> [練習課題]
A – CD紹介の文章によると、筆者が京都市響定期でツェートマイヤーのヴァイオリンを聴いたのはいつか。
B – CD紹介の文章のうち、「ツェートマイヤーのベルク録音を2枚、休日出勤の道すがら、中古音盤屋にて購入。」で始まり「1990年7月、オールドバラ・スネイプのモールティングスでの録音。」で終わる部分を、「中古音盤屋」を「レコード店」に差し替えて書き直せ。
C – CD紹介の文章を、最後の文の後から書き継げ。

> [抜粋本文]
1994年5月26日、ウィーン・コンツェルトハウス大ホールでのライヴ録音、群馬響のヨーロッパ演奏旅行の記録である。
CDの帯には、同じ楽旅のライヴ盤として、漆原朝子(Vn)を帯同したバルトーク;Vn協第2番ドヴォルザーク;交響曲第8番という1枚も掲載されている。これも聴きたいものだ。
 
トマス・ツェートマイヤー(Vn) ハインツ・ホリガー(指揮) フィルハーモニア管 ほか
ベルク;Vn協 & ヤナーチェク;Vn協 ほか(TELDEC)
ツェートマイヤーのベルク録音を2枚、休日出勤の道すがら、中古音盤屋にて購入。
この人のヴァイオリンは、平成3年10月、京都市響定期に来演したときに聴いたことがある。
指揮は井上道義で、シベリウス;Vn協のいささか落ち着きの悪い演奏の後、アンコールに弾いたハルトマンの無伴奏曲が素晴らしかったことを記憶している。
彼は、こうした20世紀音楽で本領を発揮するのではないか、と思って買ったもの。
指揮者としてのホリガーも素晴らしい、との評を見かけたことがあり(この盤についてのものだったかどうか自信なし)、期待している。
1990年7月、オールドバラ・スネイプのモールティングスでの録音。
カプリングは、上記ハルトマン葬送協奏曲で、ツェートマイヤーがドイツ・カンマーフィルハーモニーを弾き振りしている。
こちらは1990年3月、フランクフルトでの録音。
 
トマス・ツェートマイヤー(Vn) オレグ・マイセンベルク(P) ハインツ・ホリガー(指揮) ヨーロッパ室内管
ベルク;室内協 & シェーンベルク;室内交響曲(TELDEC)
ツェートマイヤーのベルク、続く。
1989年6月、ウィーンでの録音。
 
パトリック・ガロワ(Fl) エマニュエル・クリヴィヌ(指揮) プフォルツハイム南西ドイツ室内管
「黄金のフルート IV」(VICTOR)
クリヴィヌの落ち穂拾いで、中古盤を1枚購入。
1985年2月の録音で、まだ駆け出しの頃、姓も「クリヴィン」と表記されている。
この頃はガロワもアイドル扱い、ちと気恥ずかしくなるようなジャケット写真である。
収録曲は、ドヴォルザーク;ユモレスクショパン;子犬のワルツサティ;ジムノペディ第1番ラフマニノフ;ヴォカリーズ等々、ポピュラーなものばかりだが、ドヴォルザーク;アレグレット・グラツィオーソ(交響曲第8番より)とかスメタナ;モルダウ(もちろん編曲版)を含めているのが面白い。

> [提供資料]
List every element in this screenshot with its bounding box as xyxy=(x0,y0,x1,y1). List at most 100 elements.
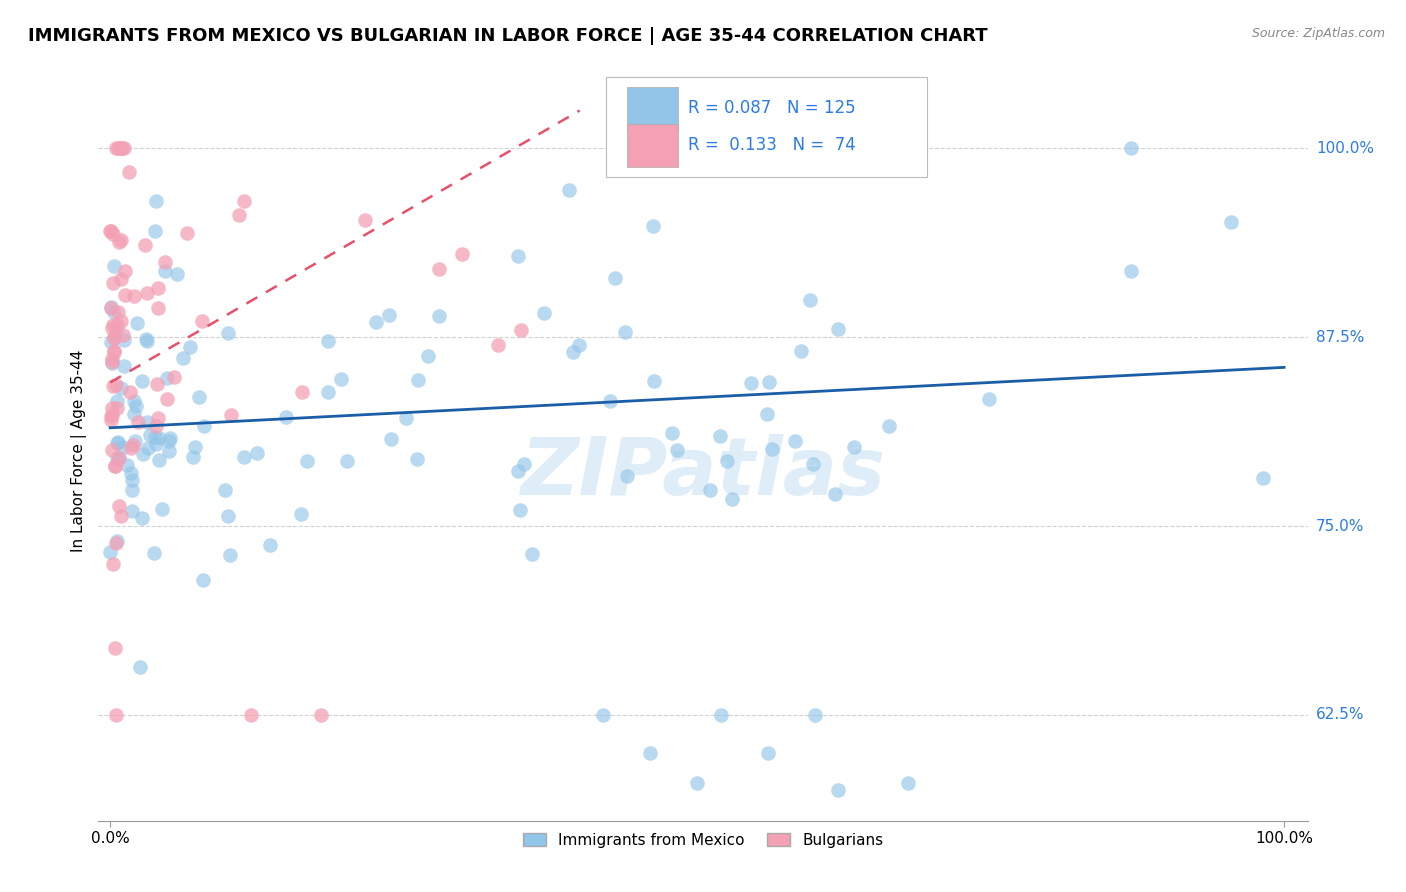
Point xyxy=(166,268,188,282)
Point xyxy=(143,430,166,444)
FancyBboxPatch shape xyxy=(606,77,927,177)
Point xyxy=(1220,215,1243,229)
Point xyxy=(827,783,849,797)
Point xyxy=(100,409,122,423)
Point xyxy=(318,384,340,399)
Point xyxy=(181,450,204,464)
Point xyxy=(103,331,125,345)
Point xyxy=(246,446,269,460)
Point xyxy=(191,314,214,328)
Point xyxy=(105,534,128,549)
Text: 75.0%: 75.0% xyxy=(1316,518,1364,533)
Point xyxy=(1251,471,1274,485)
Point xyxy=(156,392,179,406)
Point xyxy=(643,219,665,233)
Point xyxy=(755,407,778,421)
Point xyxy=(218,548,240,562)
Point xyxy=(643,375,665,389)
Point xyxy=(125,399,148,413)
Point xyxy=(710,707,733,722)
Point xyxy=(120,441,142,455)
Point xyxy=(132,447,155,461)
Point xyxy=(510,322,533,336)
Point xyxy=(98,224,121,238)
Point xyxy=(107,305,129,319)
Point xyxy=(721,492,744,507)
Point xyxy=(121,504,143,518)
Point xyxy=(124,434,146,449)
Point xyxy=(122,394,145,409)
Point xyxy=(214,483,236,497)
Point xyxy=(112,359,135,374)
Point xyxy=(613,326,636,340)
Point xyxy=(897,776,920,790)
Point xyxy=(139,428,162,442)
Point xyxy=(136,285,159,300)
Point xyxy=(159,431,181,445)
Text: ZIPatlas: ZIPatlas xyxy=(520,434,886,512)
Point xyxy=(509,503,531,517)
Point xyxy=(103,259,125,273)
Text: 87.5%: 87.5% xyxy=(1316,330,1364,344)
Point xyxy=(661,425,683,440)
Point xyxy=(157,444,180,458)
Point xyxy=(758,375,780,389)
Point xyxy=(105,394,128,409)
Point xyxy=(100,301,122,315)
Point xyxy=(100,545,122,559)
Point xyxy=(127,415,149,429)
Point xyxy=(148,452,170,467)
Point xyxy=(101,401,124,416)
Text: IMMIGRANTS FROM MEXICO VS BULGARIAN IN LABOR FORCE | AGE 35-44 CORRELATION CHART: IMMIGRANTS FROM MEXICO VS BULGARIAN IN L… xyxy=(28,27,988,45)
Point xyxy=(108,499,131,513)
Point xyxy=(394,411,416,425)
Point xyxy=(111,440,134,454)
Point xyxy=(104,459,127,474)
Point xyxy=(486,337,509,351)
Point xyxy=(108,450,131,465)
Point xyxy=(136,441,159,455)
Point xyxy=(291,385,314,400)
Point xyxy=(111,141,134,155)
Point xyxy=(104,640,127,655)
Point xyxy=(107,435,129,450)
Point xyxy=(233,194,256,209)
Point xyxy=(118,165,141,179)
Point xyxy=(803,457,825,471)
Point xyxy=(406,374,429,388)
Point xyxy=(121,483,143,497)
Point xyxy=(506,464,529,478)
Point xyxy=(616,469,638,483)
Point xyxy=(665,442,688,457)
Point xyxy=(506,250,529,264)
Point xyxy=(979,392,1001,407)
Point xyxy=(108,450,131,465)
Point xyxy=(378,308,401,322)
Point xyxy=(100,300,122,314)
Point xyxy=(709,429,731,443)
Point xyxy=(756,746,779,760)
Point xyxy=(290,508,312,522)
Point xyxy=(100,354,122,368)
Point xyxy=(599,393,621,408)
FancyBboxPatch shape xyxy=(627,87,678,130)
Point xyxy=(740,376,762,390)
Point xyxy=(101,408,124,422)
Y-axis label: In Labor Force | Age 35-44: In Labor Force | Age 35-44 xyxy=(72,350,87,551)
Point xyxy=(131,375,153,389)
Point xyxy=(157,434,180,448)
Point xyxy=(131,511,153,525)
Point xyxy=(193,419,215,434)
Point xyxy=(176,226,198,240)
Point xyxy=(844,441,866,455)
Point xyxy=(451,247,474,261)
Point xyxy=(179,340,201,354)
Point xyxy=(101,443,124,458)
Point xyxy=(191,574,214,588)
Point xyxy=(380,433,402,447)
Point xyxy=(110,234,132,248)
Point xyxy=(156,371,179,385)
Point xyxy=(416,349,439,363)
Point xyxy=(125,316,148,330)
Point xyxy=(184,440,207,454)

> [記述解答]
A – 平成3年10月。

B –
ツェートマイヤーのベルク録音を2枚、休日出勤の道すがら、レコード店にて購入。
この人のヴァイオリンは、平成3年10月、京都市響定期に来演したときに聴いたことがある。
指揮は井上道義で、シベリウス;Vn協のいささか落ち着きの悪い演奏の後、アンコールに弾いたハルトマンの無伴奏曲が素晴らしかったことを記憶している。
彼は、こうした20世紀音楽で本領を発揮するのではないか、と思って買ったもの。
指揮者としてのホリガーも素晴らしい、との評を見かけたことがあり(この盤についてのものだったかどうか自信なし)、期待している。
1990年7月、オールドバラ・スネイプのモールティングスでの録音。

C –
また、この企画のための書き下ろし作品として廣瀬量平;午後のパストラルが収録されている。廣瀬氏としては珍しいくらいに、平明な題名だ(もちろん曲調も)。

11月28日(金): 

 

ロジャー・ノリントン(指揮) シュトゥットガルト放送響
ベートーヴェン;交響曲第3・4番(hänssler)
先日第5・6番を買ったノリントンのhänssler盤ベートーヴェン、全集が店頭に並び始めたが、さほど安くなく、箱も厚い。
ともかく安価で揃えようと、某オークションに出ていたものを落札。
2002年8月30日、シュトゥットガルト、ベートーヴェン・ザールでのライヴ録音。

 一昨日入手したCDの情報を、ペレーニ・ディスコグラフィに追加。


11月27日(木): 

 

矢部達哉(Vn) 若林顕(P)
「ソット・ヴォーチェ」(Sony Classical)
矢部氏のデビューCDが超々格安(!)で某オークションに出ており、ついつい、落札してしまった。
1996年1月の録音、収録曲は
ドビュッシー;Vnソナタ
ストラヴィンスキー;イタリア組曲
マスネ;タイスの瞑想曲
ラフマニノフ;ヴォカリーズ
など。
 
堤剛(Vc)
バッハ;無伴奏Vc組曲(全曲)(Sony Classical)
日本人チェリストによるバッハ;無伴奏として、おそらく第一に上げられるのが、この堤氏の再録音盤ではなかろうか(例;渡辺和彦『ヴァイオリン/チェロの名曲名演奏』音楽之友社)。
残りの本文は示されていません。